GIVEN PASSAGE:
* Start *

# I think the Post Man STOLE my money!!!!



## bshack79 (Sep 14, 2009)

I sent a fairly large large cash payment to seedbay about 3 weeks ago and they are still not showing they recieved my cash. I got a smaller order a week later and I have already recieved my beans... I REALLY think someone at the post office stole my first order but maybe it is still floating around somewhere in the postal system... I had a return addy on it. Has anyone else had problems with seedbay getting your payment in the mail???


----------



## kaotik (Sep 14, 2009)

does it say unpaid or anything?
did you pm doc bob?

hopefully it's just still in transit.


----------



## frankcos (Sep 14, 2009)

dude sending cash is the last thing I would have done, should of at least have sent it certified mail.A money order is the smartest way if you don't want to use a credit card because it can be tracked if it is not cashed and the money can be refunded.And if you have them sent to you  there is no reason to send cash as you have already given yourself up at that point with your address.


----------



## SmokinMom (Sep 14, 2009)

I sent cash to seed boutique just fine, and got my order.  Maybe its behind from the holiday last week?


----------



## bshack79 (Sep 14, 2009)

I hope so.. It wasn't a huge amount of money but I do want my beans.. I figured it would get there. maybe your right smoking mom.. time will tell. if not I will just have to charge it to the game


----------



## Locked (Sep 14, 2009)

Anytime you send cash you are taking a gamble...send a MO and send it registered...it is way worth the small amount extra the PO charges for registered mail....


----------



## pcduck (Sep 14, 2009)

Ummm..Look at it this way if it was your mailman, he must be a grower because who else would know the addy but a fellow grower, unless there was a memo put out with the address on a watch list, but I doubt that would happen.


----------



## bshack79 (Sep 21, 2009)

I found out there is a postal strike in the UK.. Im not sure if its over yet or what but I think and hope that is the holdup.. its been right under a month since I sent my payment and they still have not recieved it.. Im sure its loong gone with the strike and all


----------



## mistisrising (Sep 22, 2009)

I've sent cash to four different countries now, but I always send it certified. I'm not too keen on it, but sometimes it's just easier.


----------

* End *

DIRECTIONS:
#1 Answer from the thread:
(a) According to frankcos, what is the smartest way to pay if you don't want to use a credit card?
(b) Where did SmokinMom send cash?
(c) What did bshack79 find out was happening in the UK?
#2 Can you turn the lines of the listing, from the line with "- remark-input-wrap: [80, 475, 666, 517]" to the line with "- important-section: Important", both included, into a JSON list of strings with one string per line?
The thread and the listing are separate, unrelated material.

DATASET EXCERPTS:

* Start *

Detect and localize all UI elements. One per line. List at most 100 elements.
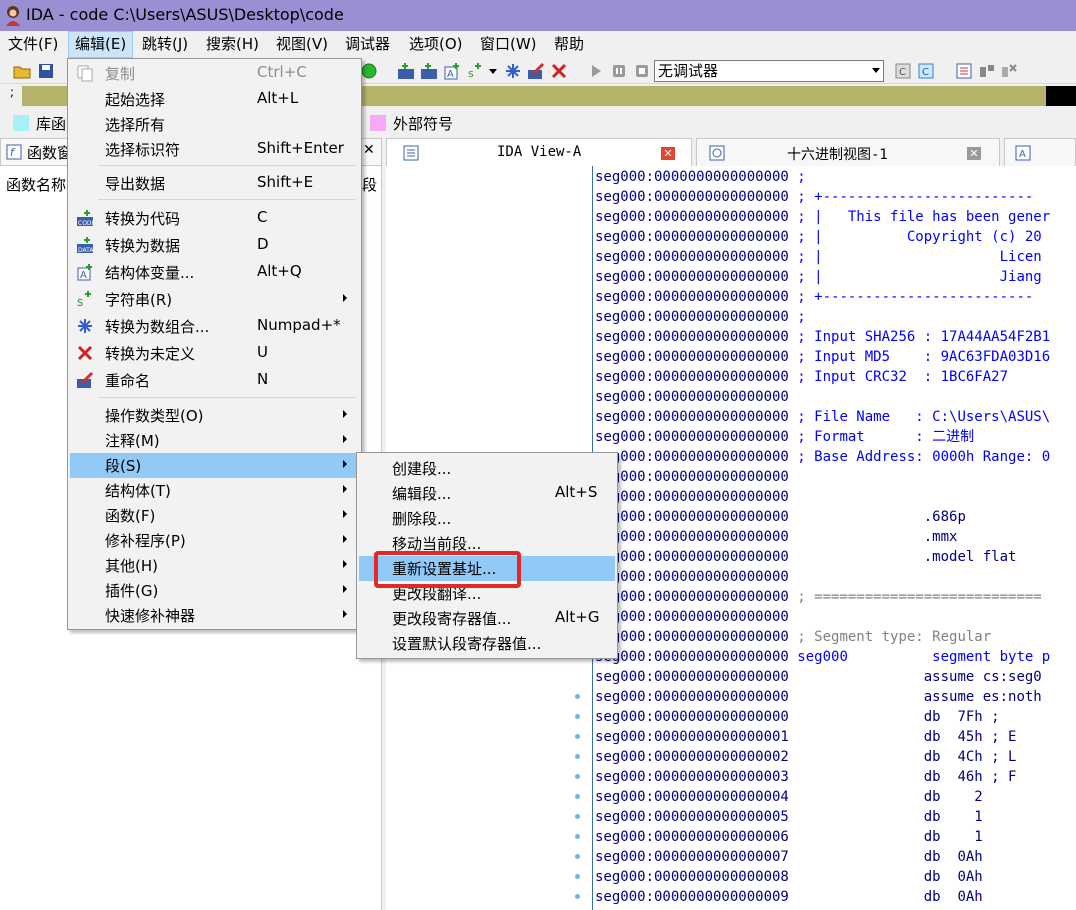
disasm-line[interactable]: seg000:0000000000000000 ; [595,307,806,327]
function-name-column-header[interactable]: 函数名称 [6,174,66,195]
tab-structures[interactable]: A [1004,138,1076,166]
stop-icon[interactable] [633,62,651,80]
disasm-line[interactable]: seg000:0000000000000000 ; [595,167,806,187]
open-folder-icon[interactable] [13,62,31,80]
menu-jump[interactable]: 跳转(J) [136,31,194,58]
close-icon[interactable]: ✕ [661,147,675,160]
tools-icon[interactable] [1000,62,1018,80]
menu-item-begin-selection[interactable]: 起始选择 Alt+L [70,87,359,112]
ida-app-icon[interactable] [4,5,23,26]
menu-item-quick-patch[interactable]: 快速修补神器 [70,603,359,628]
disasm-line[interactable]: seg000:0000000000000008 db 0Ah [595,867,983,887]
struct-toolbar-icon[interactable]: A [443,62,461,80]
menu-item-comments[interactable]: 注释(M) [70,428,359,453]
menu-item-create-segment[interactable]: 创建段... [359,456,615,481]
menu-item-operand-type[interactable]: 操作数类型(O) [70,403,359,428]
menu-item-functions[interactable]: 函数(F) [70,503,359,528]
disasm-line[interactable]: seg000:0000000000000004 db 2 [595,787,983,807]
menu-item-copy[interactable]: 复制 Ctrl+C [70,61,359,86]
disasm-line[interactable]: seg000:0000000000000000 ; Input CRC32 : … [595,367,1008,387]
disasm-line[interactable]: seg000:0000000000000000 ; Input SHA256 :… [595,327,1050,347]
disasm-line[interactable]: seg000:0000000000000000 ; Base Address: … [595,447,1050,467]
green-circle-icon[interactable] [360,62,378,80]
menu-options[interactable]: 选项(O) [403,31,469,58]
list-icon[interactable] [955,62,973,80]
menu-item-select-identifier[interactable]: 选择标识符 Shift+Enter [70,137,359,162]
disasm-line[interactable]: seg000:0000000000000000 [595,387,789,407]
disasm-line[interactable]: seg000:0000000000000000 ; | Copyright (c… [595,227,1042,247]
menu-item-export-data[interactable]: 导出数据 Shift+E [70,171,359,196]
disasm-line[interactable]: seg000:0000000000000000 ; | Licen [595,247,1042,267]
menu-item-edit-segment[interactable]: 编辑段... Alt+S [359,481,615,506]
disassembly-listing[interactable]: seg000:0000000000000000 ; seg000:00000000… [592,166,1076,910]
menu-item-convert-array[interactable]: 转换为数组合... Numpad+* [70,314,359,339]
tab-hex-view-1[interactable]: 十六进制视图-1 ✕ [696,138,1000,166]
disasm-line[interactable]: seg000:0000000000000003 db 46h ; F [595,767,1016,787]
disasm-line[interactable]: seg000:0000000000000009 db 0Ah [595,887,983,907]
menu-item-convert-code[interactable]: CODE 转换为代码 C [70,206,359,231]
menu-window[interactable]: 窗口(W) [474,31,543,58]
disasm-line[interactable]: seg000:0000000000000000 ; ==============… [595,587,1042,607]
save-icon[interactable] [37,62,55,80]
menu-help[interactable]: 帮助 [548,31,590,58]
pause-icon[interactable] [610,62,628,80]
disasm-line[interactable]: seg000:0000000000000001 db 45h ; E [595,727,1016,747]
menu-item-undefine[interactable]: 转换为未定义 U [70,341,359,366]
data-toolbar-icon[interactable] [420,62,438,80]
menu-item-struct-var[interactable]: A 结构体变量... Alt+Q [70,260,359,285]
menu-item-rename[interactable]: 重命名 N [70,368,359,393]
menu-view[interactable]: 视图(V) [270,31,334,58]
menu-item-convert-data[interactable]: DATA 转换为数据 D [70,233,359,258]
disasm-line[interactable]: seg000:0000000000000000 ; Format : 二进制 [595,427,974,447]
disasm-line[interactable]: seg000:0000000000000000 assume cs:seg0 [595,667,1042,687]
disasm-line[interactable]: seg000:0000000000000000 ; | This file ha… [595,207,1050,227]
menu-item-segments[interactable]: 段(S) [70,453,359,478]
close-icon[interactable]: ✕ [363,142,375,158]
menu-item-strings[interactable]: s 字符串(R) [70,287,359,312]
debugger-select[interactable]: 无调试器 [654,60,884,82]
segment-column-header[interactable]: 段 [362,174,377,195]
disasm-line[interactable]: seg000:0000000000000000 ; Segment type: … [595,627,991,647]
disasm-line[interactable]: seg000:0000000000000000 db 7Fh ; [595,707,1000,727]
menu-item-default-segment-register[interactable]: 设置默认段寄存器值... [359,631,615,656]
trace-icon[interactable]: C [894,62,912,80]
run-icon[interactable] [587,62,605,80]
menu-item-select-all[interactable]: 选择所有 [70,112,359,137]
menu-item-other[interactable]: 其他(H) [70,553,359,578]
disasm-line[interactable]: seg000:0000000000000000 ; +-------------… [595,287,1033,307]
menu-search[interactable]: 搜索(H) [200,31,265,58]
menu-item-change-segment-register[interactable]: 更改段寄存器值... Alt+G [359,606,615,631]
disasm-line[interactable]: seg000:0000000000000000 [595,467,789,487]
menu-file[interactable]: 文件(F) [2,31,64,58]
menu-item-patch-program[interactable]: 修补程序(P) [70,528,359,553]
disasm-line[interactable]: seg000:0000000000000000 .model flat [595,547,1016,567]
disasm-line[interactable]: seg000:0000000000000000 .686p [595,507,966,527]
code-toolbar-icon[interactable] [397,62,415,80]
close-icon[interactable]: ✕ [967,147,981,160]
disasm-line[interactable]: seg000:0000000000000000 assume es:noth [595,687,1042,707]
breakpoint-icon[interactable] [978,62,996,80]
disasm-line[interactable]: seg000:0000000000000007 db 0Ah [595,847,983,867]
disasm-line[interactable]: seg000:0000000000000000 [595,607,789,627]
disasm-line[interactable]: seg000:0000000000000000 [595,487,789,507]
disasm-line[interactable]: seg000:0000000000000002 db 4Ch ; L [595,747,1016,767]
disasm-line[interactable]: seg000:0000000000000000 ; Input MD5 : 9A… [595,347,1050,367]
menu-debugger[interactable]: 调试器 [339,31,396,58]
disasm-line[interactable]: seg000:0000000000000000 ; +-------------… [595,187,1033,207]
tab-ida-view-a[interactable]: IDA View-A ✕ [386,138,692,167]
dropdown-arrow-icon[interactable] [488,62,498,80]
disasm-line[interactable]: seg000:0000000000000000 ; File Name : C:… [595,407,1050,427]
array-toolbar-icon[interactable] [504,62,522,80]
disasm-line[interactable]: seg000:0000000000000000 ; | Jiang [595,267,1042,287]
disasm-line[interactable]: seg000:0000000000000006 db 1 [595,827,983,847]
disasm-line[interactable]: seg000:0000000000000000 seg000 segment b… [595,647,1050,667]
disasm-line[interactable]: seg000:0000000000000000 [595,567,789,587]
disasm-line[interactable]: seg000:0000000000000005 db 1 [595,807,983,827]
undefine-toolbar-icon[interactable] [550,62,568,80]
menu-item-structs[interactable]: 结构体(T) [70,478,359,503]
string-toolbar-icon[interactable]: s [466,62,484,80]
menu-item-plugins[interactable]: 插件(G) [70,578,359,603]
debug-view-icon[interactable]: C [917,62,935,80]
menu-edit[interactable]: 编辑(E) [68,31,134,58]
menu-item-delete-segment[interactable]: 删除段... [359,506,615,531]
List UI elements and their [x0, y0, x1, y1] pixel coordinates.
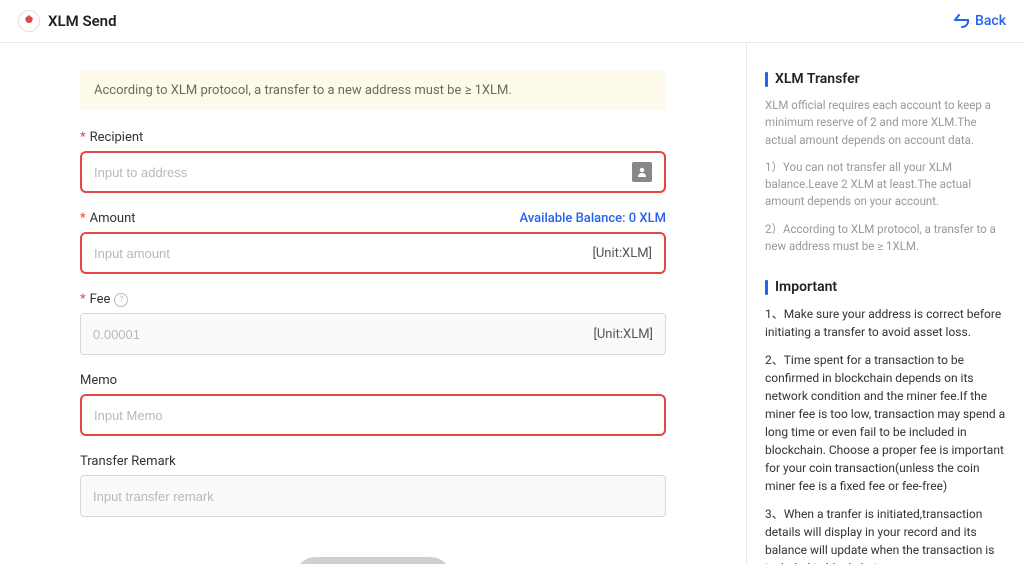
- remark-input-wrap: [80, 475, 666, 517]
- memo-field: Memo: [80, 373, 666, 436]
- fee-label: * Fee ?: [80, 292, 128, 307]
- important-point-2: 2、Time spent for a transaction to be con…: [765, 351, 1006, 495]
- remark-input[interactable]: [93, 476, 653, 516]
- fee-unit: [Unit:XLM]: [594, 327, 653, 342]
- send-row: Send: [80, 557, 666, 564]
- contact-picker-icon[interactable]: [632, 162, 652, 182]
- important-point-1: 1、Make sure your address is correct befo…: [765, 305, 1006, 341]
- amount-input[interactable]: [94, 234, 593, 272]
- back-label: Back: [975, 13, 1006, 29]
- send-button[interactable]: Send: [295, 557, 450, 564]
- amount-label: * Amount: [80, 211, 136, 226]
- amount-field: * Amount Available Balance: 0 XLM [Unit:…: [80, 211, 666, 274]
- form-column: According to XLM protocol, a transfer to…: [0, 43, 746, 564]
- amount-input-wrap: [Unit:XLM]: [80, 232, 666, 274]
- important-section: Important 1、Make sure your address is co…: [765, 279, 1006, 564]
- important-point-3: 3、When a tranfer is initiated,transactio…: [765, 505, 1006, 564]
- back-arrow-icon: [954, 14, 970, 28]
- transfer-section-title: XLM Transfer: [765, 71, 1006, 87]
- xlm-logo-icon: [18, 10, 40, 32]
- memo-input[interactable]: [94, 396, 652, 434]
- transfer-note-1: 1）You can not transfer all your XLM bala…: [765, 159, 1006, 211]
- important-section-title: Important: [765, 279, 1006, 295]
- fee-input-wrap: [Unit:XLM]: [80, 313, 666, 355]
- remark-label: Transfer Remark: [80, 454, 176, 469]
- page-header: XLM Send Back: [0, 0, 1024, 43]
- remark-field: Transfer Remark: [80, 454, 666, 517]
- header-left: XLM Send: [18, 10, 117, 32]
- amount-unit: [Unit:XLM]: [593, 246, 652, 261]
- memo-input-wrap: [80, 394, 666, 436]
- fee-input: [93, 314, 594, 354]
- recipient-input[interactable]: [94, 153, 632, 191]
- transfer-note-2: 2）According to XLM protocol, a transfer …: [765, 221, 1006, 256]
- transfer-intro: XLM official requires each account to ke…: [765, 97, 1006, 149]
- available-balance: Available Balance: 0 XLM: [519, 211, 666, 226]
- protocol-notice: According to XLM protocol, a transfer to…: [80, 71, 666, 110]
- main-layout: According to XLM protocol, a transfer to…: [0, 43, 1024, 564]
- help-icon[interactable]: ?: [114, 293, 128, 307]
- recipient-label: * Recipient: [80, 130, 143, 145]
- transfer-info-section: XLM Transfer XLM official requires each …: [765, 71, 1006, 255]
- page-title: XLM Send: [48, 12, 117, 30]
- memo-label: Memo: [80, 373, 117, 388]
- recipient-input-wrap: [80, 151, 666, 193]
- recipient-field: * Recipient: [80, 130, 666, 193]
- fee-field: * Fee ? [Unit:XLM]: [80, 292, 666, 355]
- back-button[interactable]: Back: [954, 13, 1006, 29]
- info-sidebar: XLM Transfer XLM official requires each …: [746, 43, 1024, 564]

* End *

RESULTS IN ORDER:
#1
(a) A money order.
(b) To seed boutique.
(c) A postal strike.

#2
[
  "- remark-input-wrap: [80, 475, 666, 517]",
  "- memo-field: Memo: [80, 373, 666, 436]",
  "- fee-label: * Fee ?: [80, 292, 128, 307]",
  "- important-point-2: 2、Time spent for a transaction to be con…: [765, 351, 1006, 495]",
  "- remark-input[interactable]: [93, 476, 653, 516]",
  "- fee-unit: [Unit:XLM]: [594, 327, 653, 342]",
  "- send-row: Send: [80, 557, 666, 564]",
  "- contact-picker-icon[interactable]: [632, 162, 652, 182]",
  "- important-point-1: 1、Make sure your address is correct befo…: [765, 305, 1006, 341]",
  "- amount-input[interactable]: [94, 234, 593, 272]",
  "- back-label: Back: [975, 13, 1006, 29]",
  "- send-button[interactable]: Send: [295, 557, 450, 564]",
  "- amount-label: * Amount: [80, 211, 136, 226]",
  "- amount-field: * Amount Available Balance: 0 XLM [Unit:…: [80, 211, 666, 274]",
  "- form-column: According to XLM protocol, a transfer to…: [0, 43, 746, 564]",
  "- amount-input-wrap: [Unit:XLM]: [80, 232, 666, 274]",
  "- important-section: Important 1、Make sure your address is co…: [765, 279, 1006, 564]"
]